WORK TO DO -
Set all the material down again unchanged, without the pictures.

# START OF DATA PROVIDED

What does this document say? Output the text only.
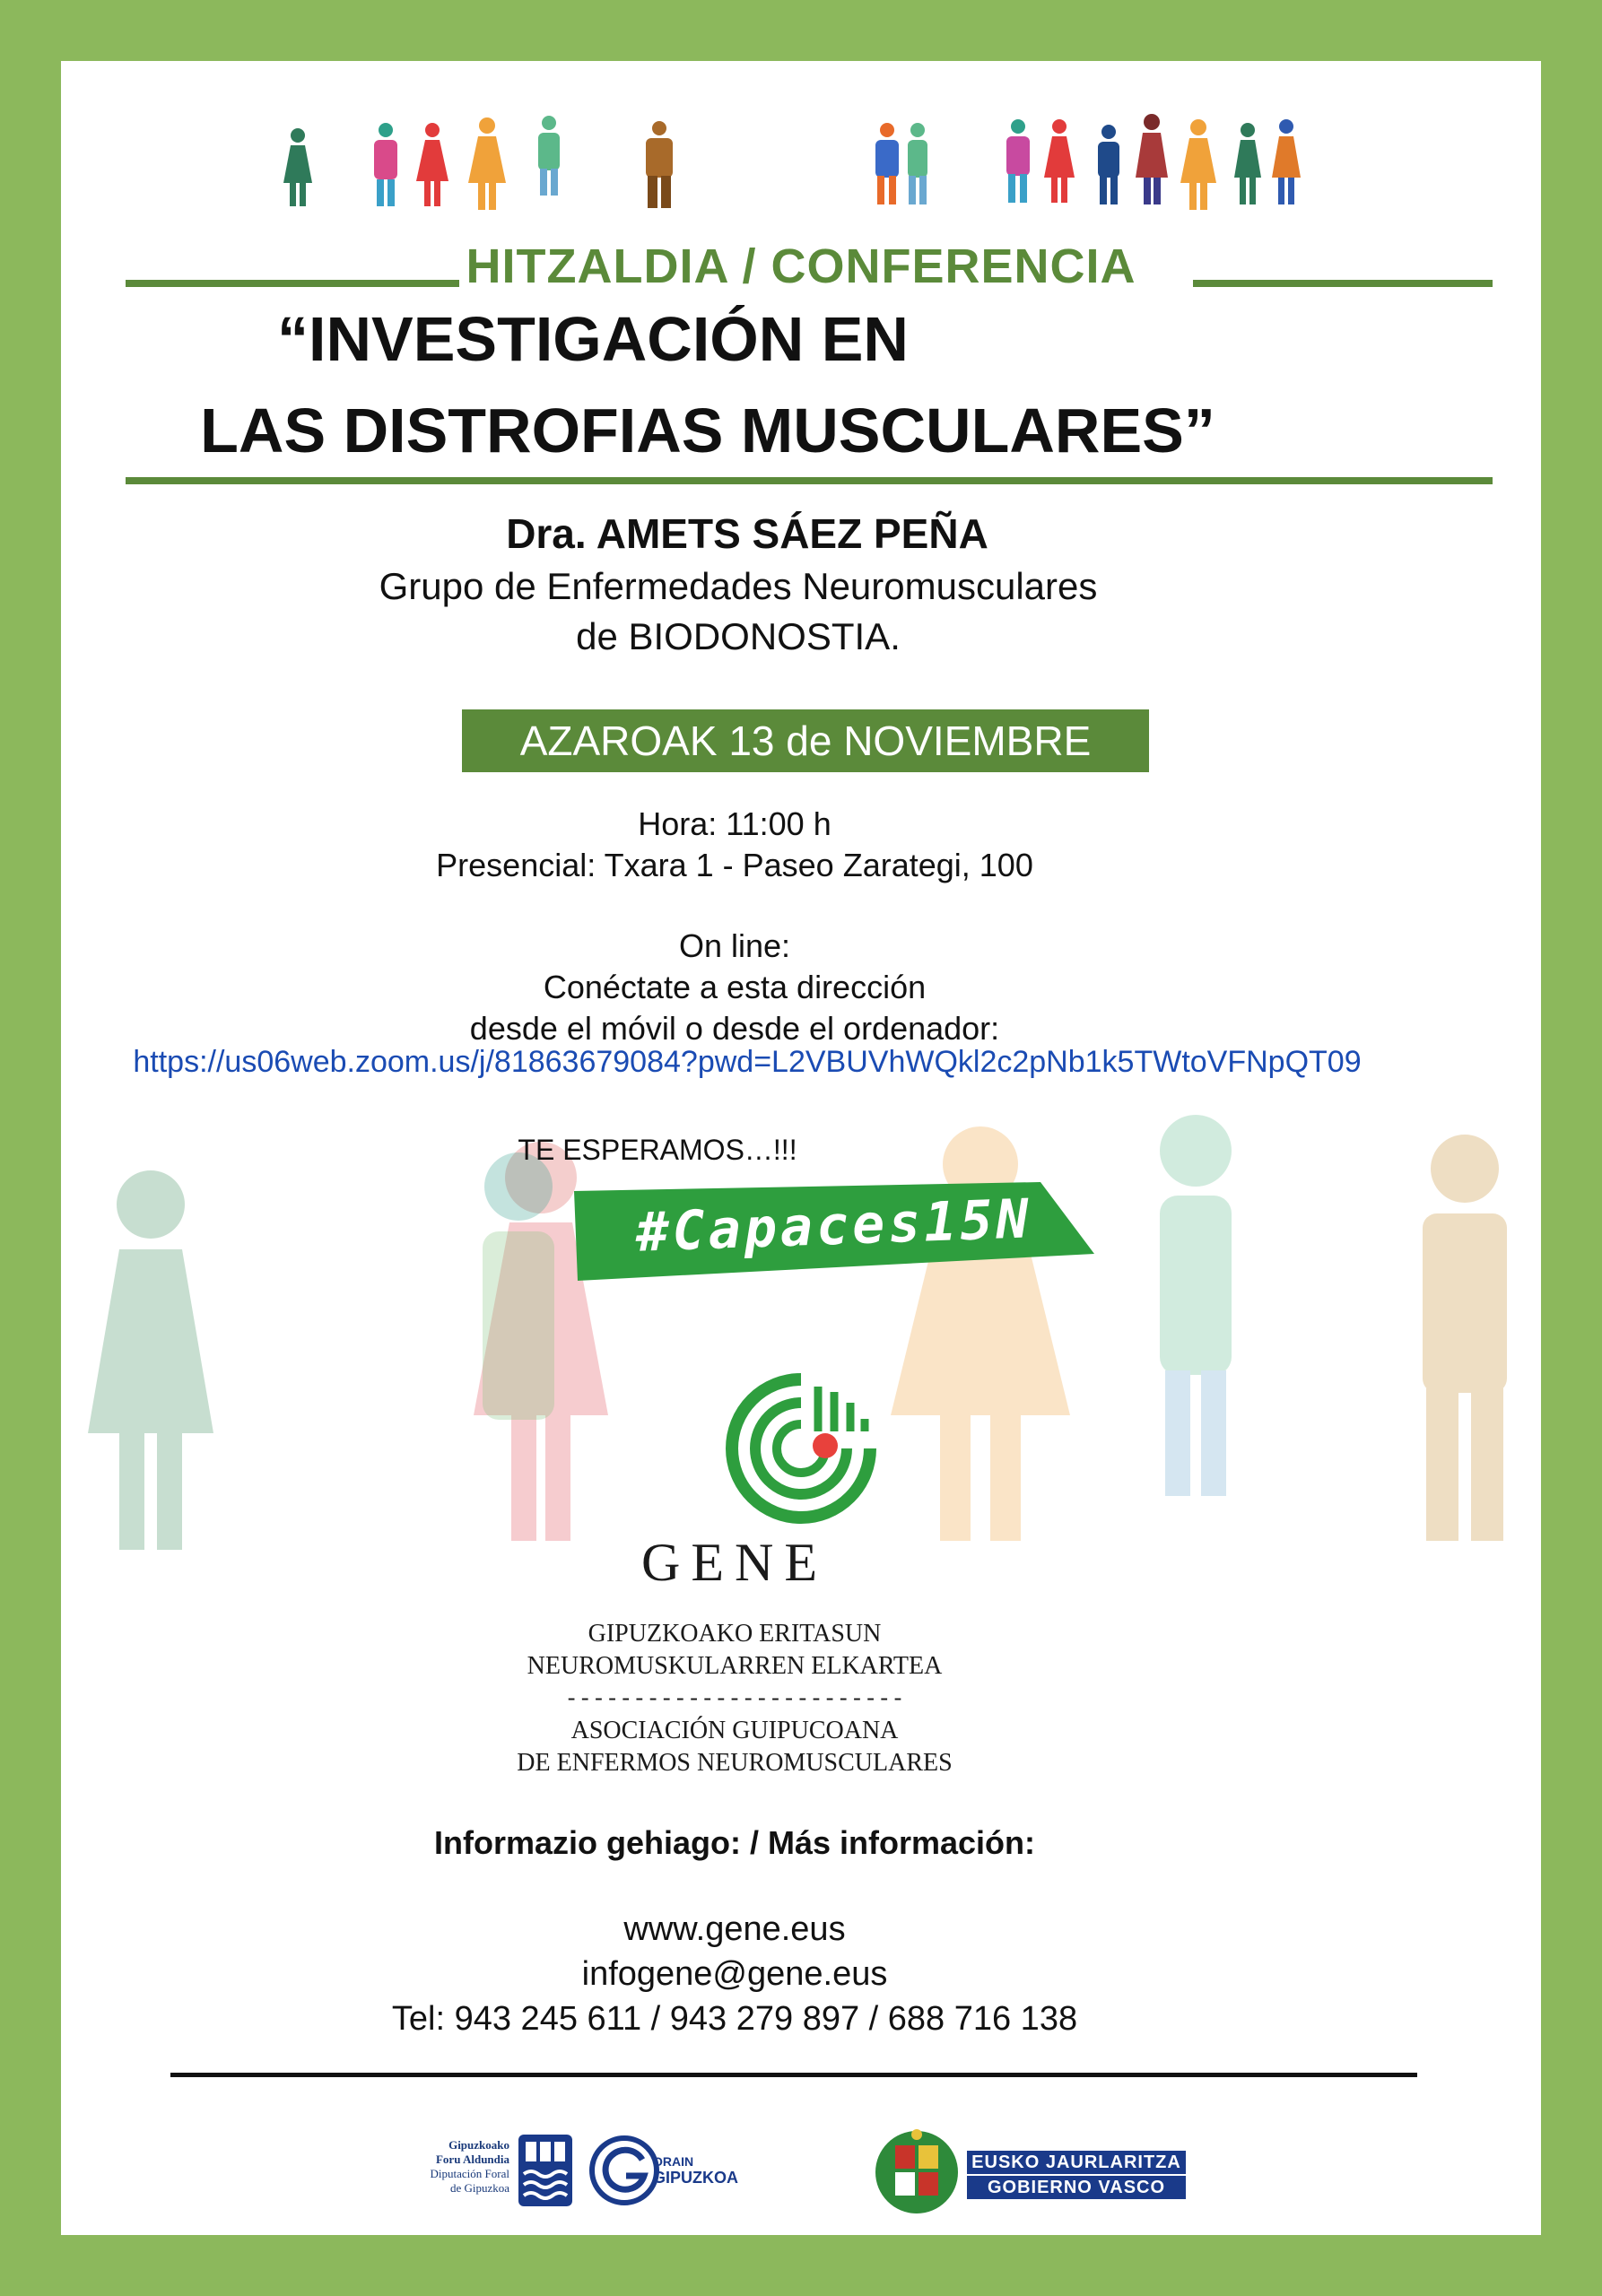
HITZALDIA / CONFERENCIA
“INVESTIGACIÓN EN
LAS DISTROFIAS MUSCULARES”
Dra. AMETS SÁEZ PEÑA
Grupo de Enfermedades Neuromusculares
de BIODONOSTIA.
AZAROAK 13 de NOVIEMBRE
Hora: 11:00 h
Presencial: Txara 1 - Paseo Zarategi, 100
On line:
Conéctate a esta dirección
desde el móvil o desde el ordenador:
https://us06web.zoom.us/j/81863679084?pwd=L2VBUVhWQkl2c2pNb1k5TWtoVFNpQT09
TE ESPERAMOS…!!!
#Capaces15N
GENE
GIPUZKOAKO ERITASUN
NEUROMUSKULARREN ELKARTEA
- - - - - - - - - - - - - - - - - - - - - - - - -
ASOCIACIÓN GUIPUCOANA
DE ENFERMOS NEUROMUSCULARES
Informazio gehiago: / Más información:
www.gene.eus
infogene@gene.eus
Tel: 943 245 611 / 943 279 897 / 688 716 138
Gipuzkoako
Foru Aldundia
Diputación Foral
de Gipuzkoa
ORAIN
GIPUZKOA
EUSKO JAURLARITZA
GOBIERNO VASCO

# END OF DATA PROVIDED

THE ANSWER -
What does this document say? Output the text only.
HITZALDIA / CONFERENCIA
“INVESTIGACIÓN EN
LAS DISTROFIAS MUSCULARES”
Dra. AMETS SÁEZ PEÑA
Grupo de Enfermedades Neuromusculares
de BIODONOSTIA.
AZAROAK 13 de NOVIEMBRE
Hora: 11:00 h
Presencial: Txara 1 - Paseo Zarategi, 100
On line:
Conéctate a esta dirección
desde el móvil o desde el ordenador:
https://us06web.zoom.us/j/81863679084?pwd=L2VBUVhWQkl2c2pNb1k5TWtoVFNpQT09
TE ESPERAMOS…!!!
#Capaces15N
GENE
GIPUZKOAKO ERITASUN
NEUROMUSKULARREN ELKARTEA
- - - - - - - - - - - - - - - - - - - - - - - - -
ASOCIACIÓN GUIPUCOANA
DE ENFERMOS NEUROMUSCULARES
Informazio gehiago: / Más información:
www.gene.eus
infogene@gene.eus
Tel: 943 245 611 / 943 279 897 / 688 716 138
Gipuzkoako
Foru Aldundia
Diputación Foral
de Gipuzkoa
ORAIN
GIPUZKOA
EUSKO JAURLARITZA
GOBIERNO VASCO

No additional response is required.